- _EXERCISE TASK_: Transcribe the listing that follows in full, omitting pictures.

Data items
☆ ☆ ☆ ☆

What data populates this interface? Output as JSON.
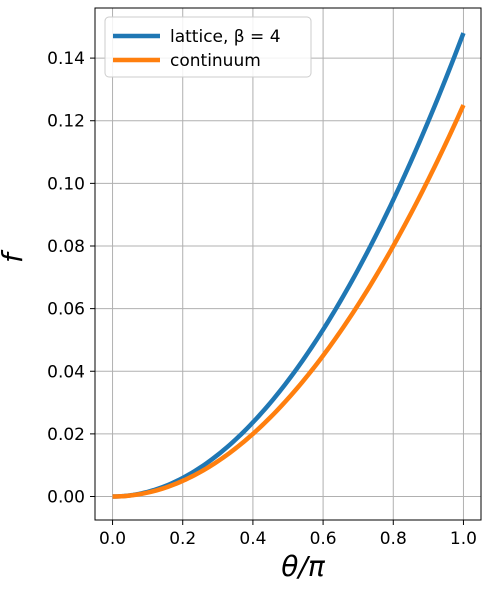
{
  "chart_data": {
    "type": "line",
    "title": "",
    "xlabel": "θ/π",
    "ylabel": "f",
    "xlim": [
      -0.05,
      1.05
    ],
    "ylim": [
      -0.0075,
      0.156
    ],
    "xticks": [
      0.0,
      0.2,
      0.4,
      0.6,
      0.8,
      1.0
    ],
    "yticks": [
      0.0,
      0.02,
      0.04,
      0.06,
      0.08,
      0.1,
      0.12,
      0.14
    ],
    "xtick_labels": [
      "0.0",
      "0.2",
      "0.4",
      "0.6",
      "0.8",
      "1.0"
    ],
    "ytick_labels": [
      "0.00",
      "0.02",
      "0.04",
      "0.06",
      "0.08",
      "0.10",
      "0.12",
      "0.14"
    ],
    "grid": true,
    "legend_position": "upper-left",
    "x": [
      0.0,
      0.1,
      0.2,
      0.3,
      0.4,
      0.5,
      0.6,
      0.7,
      0.8,
      0.9,
      1.0
    ],
    "series": [
      {
        "name": "lattice, β = 4",
        "color": "#1f77b4",
        "values": [
          0.0,
          0.00147,
          0.00589,
          0.01325,
          0.02356,
          0.03681,
          0.053,
          0.07215,
          0.09424,
          0.11926,
          0.148
        ]
      },
      {
        "name": "continuum",
        "color": "#ff7f0e",
        "values": [
          0.0,
          0.00125,
          0.005,
          0.01125,
          0.02,
          0.03125,
          0.045,
          0.06125,
          0.08,
          0.10125,
          0.125
        ]
      }
    ]
  }
}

☆ ☆ ☆ ☆

- _REPLY_:
What data populates this interface? Output as JSON.
{
  "chart_data": {
    "type": "line",
    "title": "",
    "xlabel": "θ/π",
    "ylabel": "f",
    "xlim": [
      -0.05,
      1.05
    ],
    "ylim": [
      -0.0075,
      0.156
    ],
    "xticks": [
      0.0,
      0.2,
      0.4,
      0.6,
      0.8,
      1.0
    ],
    "yticks": [
      0.0,
      0.02,
      0.04,
      0.06,
      0.08,
      0.1,
      0.12,
      0.14
    ],
    "xtick_labels": [
      "0.0",
      "0.2",
      "0.4",
      "0.6",
      "0.8",
      "1.0"
    ],
    "ytick_labels": [
      "0.00",
      "0.02",
      "0.04",
      "0.06",
      "0.08",
      "0.10",
      "0.12",
      "0.14"
    ],
    "grid": true,
    "legend_position": "upper-left",
    "x": [
      0.0,
      0.1,
      0.2,
      0.3,
      0.4,
      0.5,
      0.6,
      0.7,
      0.8,
      0.9,
      1.0
    ],
    "series": [
      {
        "name": "lattice, β = 4",
        "color": "#1f77b4",
        "values": [
          0.0,
          0.00147,
          0.00589,
          0.01325,
          0.02356,
          0.03681,
          0.053,
          0.07215,
          0.09424,
          0.11926,
          0.148
        ]
      },
      {
        "name": "continuum",
        "color": "#ff7f0e",
        "values": [
          0.0,
          0.00125,
          0.005,
          0.01125,
          0.02,
          0.03125,
          0.045,
          0.06125,
          0.08,
          0.10125,
          0.125
        ]
      }
    ]
  }
}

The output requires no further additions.